[Stored items]
>> BEGIN

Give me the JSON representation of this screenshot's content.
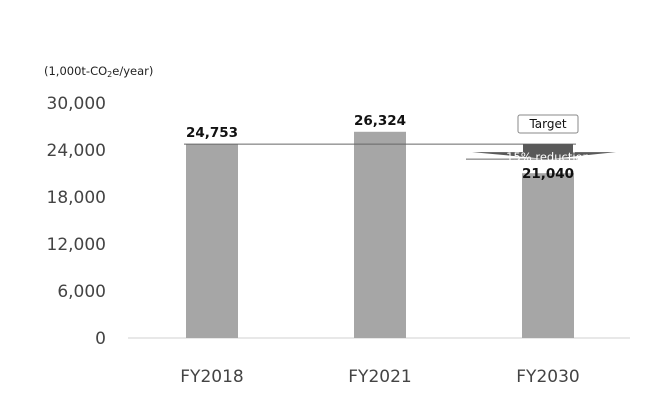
{
  "chart_data": {
    "type": "bar",
    "unit_label": {
      "prefix": "(1,000t-CO",
      "sub": "2",
      "suffix": "e/year)"
    },
    "categories": [
      "FY2018",
      "FY2021",
      "FY2030"
    ],
    "values": [
      24753,
      26324,
      21040
    ],
    "value_labels": [
      "24,753",
      "26,324",
      "21,040"
    ],
    "yticks": [
      "0",
      "6,000",
      "12,000",
      "18,000",
      "24,000",
      "30,000"
    ],
    "ytick_values": [
      0,
      6000,
      12000,
      18000,
      24000,
      30000
    ],
    "ylim": [
      0,
      30000
    ],
    "bar_color": "#a6a6a6",
    "reference_line_value": 24753,
    "annotations": {
      "target_label": "Target",
      "reduction_label": "15% reduction",
      "arrow_color": "#595959"
    },
    "grid": false
  }
}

>> END

▶ Do this: Leave out all pictures, then copy the remaining material exactly.

▶ Complete answer:
Give me the JSON representation of this screenshot's content.
{
  "chart_data": {
    "type": "bar",
    "unit_label": {
      "prefix": "(1,000t-CO",
      "sub": "2",
      "suffix": "e/year)"
    },
    "categories": [
      "FY2018",
      "FY2021",
      "FY2030"
    ],
    "values": [
      24753,
      26324,
      21040
    ],
    "value_labels": [
      "24,753",
      "26,324",
      "21,040"
    ],
    "yticks": [
      "0",
      "6,000",
      "12,000",
      "18,000",
      "24,000",
      "30,000"
    ],
    "ytick_values": [
      0,
      6000,
      12000,
      18000,
      24000,
      30000
    ],
    "ylim": [
      0,
      30000
    ],
    "bar_color": "#a6a6a6",
    "reference_line_value": 24753,
    "annotations": {
      "target_label": "Target",
      "reduction_label": "15% reduction",
      "arrow_color": "#595959"
    },
    "grid": false
  }
}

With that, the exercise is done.